* [AIM OF THE EXERCISE] Repeat every entry word for word, skipping the pictures.
-------- RECORDS SUPPLIED --------
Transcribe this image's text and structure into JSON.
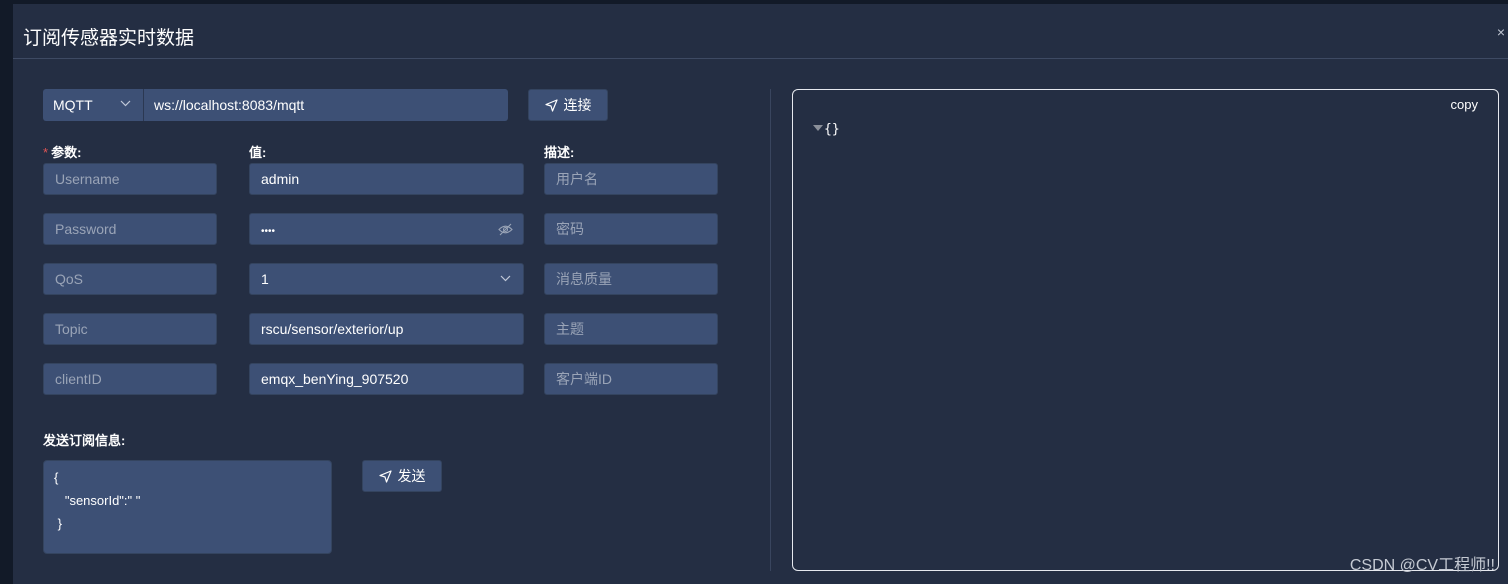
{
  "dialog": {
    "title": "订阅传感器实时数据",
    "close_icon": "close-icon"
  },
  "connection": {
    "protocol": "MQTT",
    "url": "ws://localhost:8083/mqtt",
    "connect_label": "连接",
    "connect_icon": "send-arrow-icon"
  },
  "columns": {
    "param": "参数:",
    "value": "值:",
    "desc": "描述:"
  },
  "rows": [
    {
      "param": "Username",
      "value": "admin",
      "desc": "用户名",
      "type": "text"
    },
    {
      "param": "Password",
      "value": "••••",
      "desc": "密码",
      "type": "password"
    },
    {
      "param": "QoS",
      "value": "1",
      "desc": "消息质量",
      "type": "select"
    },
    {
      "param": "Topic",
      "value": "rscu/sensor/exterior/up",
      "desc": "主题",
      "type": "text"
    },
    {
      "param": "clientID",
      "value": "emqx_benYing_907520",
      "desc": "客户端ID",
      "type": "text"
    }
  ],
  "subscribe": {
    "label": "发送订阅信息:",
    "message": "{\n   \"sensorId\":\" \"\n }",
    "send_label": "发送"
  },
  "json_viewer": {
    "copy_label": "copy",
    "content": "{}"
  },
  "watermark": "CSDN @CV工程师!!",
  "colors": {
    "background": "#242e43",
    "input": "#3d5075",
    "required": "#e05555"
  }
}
--------
* [EXERCISE SOLUTION]
Transcribe this image's text and structure into JSON.
{
  "dialog": {
    "title": "订阅传感器实时数据",
    "close_icon": "close-icon"
  },
  "connection": {
    "protocol": "MQTT",
    "url": "ws://localhost:8083/mqtt",
    "connect_label": "连接",
    "connect_icon": "send-arrow-icon"
  },
  "columns": {
    "param": "参数:",
    "value": "值:",
    "desc": "描述:"
  },
  "rows": [
    {
      "param": "Username",
      "value": "admin",
      "desc": "用户名",
      "type": "text"
    },
    {
      "param": "Password",
      "value": "••••",
      "desc": "密码",
      "type": "password"
    },
    {
      "param": "QoS",
      "value": "1",
      "desc": "消息质量",
      "type": "select"
    },
    {
      "param": "Topic",
      "value": "rscu/sensor/exterior/up",
      "desc": "主题",
      "type": "text"
    },
    {
      "param": "clientID",
      "value": "emqx_benYing_907520",
      "desc": "客户端ID",
      "type": "text"
    }
  ],
  "subscribe": {
    "label": "发送订阅信息:",
    "message": "{\n   \"sensorId\":\" \"\n }",
    "send_label": "发送"
  },
  "json_viewer": {
    "copy_label": "copy",
    "content": "{}"
  },
  "watermark": "CSDN @CV工程师!!",
  "colors": {
    "background": "#242e43",
    "input": "#3d5075",
    "required": "#e05555"
  }
}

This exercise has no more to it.